Sort through the entries below and pull out lines containing the word "Such".

# [Working data]
## BEGIN

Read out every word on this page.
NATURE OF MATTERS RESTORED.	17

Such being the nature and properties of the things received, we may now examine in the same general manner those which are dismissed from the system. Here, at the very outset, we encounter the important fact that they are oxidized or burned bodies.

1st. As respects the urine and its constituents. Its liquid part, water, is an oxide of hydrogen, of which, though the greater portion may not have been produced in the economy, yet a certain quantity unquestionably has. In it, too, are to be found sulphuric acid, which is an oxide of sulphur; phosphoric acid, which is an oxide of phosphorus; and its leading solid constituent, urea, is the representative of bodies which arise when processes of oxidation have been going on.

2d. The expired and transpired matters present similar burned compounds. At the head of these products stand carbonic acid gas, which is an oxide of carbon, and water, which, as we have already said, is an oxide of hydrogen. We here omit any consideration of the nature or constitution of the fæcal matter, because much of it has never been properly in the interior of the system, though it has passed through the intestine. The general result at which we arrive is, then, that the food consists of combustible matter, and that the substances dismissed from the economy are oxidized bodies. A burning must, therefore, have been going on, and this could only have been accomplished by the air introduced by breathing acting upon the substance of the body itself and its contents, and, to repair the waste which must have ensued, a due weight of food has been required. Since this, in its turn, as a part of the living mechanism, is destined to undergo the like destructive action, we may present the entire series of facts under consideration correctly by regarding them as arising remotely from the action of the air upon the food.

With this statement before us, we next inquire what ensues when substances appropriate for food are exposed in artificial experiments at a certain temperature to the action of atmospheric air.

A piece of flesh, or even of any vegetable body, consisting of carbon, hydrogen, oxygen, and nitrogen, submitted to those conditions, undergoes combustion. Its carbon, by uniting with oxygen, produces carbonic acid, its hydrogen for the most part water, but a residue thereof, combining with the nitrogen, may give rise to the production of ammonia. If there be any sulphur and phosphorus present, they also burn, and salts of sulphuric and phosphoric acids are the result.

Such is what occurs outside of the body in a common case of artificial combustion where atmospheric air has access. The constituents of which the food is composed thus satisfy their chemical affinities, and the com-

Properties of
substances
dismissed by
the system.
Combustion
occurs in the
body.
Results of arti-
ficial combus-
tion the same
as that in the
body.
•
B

## END

# [Written answer]
Such being the nature and properties of the things received, we may now examine in the same general manner those which are dismissed from the system. Here, at the very outset, we encounter the important fact that they are oxidized or burned bodies.
Such is what occurs outside of the body in a common case of artificial combustion where atmospheric air has access. The constituents of which the food is composed thus satisfy their chemical affinities, and the com-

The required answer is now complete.